**The request**:
Count how many lines below include the string "autres", and give that number without anything else.

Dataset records
"""

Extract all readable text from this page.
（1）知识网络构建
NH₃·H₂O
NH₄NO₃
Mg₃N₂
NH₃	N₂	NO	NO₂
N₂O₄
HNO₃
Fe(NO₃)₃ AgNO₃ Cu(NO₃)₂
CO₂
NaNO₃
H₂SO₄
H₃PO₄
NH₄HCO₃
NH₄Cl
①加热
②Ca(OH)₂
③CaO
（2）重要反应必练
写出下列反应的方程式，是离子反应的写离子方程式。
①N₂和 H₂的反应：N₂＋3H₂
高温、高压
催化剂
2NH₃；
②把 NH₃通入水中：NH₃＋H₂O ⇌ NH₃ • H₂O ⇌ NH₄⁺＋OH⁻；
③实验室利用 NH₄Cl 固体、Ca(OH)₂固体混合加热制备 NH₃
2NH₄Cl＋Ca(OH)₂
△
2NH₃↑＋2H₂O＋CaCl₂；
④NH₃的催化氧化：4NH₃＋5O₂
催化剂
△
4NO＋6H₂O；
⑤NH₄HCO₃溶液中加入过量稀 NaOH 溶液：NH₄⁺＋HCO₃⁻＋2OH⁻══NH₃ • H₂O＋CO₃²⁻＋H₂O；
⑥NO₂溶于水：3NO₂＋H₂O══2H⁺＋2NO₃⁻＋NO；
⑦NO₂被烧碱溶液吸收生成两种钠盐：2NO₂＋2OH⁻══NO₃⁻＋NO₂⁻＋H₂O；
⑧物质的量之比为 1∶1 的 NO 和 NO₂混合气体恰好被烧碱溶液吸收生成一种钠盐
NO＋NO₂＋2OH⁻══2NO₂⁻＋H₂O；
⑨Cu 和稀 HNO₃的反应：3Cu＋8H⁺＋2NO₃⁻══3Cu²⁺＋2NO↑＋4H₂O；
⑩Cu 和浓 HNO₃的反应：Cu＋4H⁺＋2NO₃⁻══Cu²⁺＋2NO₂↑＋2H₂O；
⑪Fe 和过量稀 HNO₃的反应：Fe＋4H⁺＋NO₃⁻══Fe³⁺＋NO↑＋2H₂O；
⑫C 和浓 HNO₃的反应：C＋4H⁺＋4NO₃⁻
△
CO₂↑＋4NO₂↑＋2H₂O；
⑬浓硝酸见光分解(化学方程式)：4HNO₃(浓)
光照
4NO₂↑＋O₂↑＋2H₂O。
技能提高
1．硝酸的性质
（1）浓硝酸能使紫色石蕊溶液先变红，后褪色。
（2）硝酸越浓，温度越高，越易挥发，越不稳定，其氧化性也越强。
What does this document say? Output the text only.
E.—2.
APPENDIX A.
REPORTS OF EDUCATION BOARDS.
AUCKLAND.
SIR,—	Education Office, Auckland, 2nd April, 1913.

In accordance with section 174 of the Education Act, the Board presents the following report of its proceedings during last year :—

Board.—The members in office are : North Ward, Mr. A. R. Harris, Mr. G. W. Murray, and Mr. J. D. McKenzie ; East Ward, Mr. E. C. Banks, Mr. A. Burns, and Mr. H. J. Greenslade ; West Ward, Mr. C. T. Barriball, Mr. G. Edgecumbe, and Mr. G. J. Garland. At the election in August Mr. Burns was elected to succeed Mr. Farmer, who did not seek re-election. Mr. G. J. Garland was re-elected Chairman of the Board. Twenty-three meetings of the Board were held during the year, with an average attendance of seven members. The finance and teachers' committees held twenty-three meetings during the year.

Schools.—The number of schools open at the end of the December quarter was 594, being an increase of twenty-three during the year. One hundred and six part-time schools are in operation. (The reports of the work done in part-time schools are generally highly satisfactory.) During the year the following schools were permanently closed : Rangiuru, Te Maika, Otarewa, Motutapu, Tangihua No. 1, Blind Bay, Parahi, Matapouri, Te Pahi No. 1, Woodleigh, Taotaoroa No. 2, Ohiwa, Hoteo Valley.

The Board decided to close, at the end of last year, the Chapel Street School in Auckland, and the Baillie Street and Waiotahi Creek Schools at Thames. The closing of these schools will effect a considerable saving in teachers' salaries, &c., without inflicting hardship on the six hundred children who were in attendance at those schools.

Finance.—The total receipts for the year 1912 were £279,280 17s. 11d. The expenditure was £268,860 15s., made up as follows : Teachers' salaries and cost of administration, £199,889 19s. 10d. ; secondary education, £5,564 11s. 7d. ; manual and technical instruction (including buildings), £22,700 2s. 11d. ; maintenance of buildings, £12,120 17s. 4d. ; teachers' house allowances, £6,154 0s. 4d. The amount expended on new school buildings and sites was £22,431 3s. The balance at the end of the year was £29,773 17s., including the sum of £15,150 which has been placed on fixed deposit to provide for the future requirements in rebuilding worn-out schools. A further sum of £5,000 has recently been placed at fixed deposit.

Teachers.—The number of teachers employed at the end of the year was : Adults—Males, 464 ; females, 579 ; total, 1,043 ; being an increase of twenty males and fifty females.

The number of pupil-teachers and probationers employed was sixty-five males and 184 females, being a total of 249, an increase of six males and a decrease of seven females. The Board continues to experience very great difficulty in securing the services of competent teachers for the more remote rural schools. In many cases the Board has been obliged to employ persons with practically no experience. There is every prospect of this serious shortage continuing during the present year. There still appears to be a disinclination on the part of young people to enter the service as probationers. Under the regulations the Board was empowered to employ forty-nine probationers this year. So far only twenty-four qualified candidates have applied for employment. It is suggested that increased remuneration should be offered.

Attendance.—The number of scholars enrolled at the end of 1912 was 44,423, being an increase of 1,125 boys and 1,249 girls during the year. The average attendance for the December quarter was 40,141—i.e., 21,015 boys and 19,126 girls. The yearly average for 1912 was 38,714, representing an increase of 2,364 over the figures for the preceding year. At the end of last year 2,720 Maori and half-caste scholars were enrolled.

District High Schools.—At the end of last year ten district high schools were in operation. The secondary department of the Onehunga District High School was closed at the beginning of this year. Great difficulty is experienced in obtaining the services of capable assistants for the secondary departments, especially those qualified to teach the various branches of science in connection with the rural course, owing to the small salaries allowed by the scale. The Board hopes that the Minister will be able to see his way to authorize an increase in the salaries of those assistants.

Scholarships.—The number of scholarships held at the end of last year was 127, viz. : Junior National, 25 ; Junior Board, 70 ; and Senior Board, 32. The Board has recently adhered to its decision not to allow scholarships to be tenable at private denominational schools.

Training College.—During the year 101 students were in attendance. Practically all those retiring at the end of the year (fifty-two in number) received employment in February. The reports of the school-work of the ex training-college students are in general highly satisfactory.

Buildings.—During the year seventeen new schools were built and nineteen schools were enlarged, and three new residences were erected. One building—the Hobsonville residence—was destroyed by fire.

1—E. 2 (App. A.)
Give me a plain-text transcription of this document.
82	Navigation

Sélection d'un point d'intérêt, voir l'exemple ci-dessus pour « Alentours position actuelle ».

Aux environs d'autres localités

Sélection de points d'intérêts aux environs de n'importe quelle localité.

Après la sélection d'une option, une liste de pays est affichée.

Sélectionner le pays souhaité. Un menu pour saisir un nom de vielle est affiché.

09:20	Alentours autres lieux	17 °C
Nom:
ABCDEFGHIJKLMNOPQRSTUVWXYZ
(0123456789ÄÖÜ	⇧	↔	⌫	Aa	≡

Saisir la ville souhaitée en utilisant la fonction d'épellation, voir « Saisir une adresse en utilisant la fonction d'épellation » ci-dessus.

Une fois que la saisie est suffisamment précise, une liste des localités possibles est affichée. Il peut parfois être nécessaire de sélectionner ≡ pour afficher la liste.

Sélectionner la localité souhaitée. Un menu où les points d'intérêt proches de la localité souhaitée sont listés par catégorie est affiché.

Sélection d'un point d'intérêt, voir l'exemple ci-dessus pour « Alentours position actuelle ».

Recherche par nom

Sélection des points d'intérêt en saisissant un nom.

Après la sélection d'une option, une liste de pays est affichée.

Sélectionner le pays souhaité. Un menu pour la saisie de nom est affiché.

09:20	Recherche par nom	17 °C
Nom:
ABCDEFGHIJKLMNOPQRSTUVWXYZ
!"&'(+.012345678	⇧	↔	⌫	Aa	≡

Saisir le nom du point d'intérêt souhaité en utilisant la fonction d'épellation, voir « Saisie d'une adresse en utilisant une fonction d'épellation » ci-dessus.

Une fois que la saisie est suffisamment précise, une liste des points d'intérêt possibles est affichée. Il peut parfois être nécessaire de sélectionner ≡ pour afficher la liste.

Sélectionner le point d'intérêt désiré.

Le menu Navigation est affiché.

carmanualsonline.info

"""

**Expected answer**:
2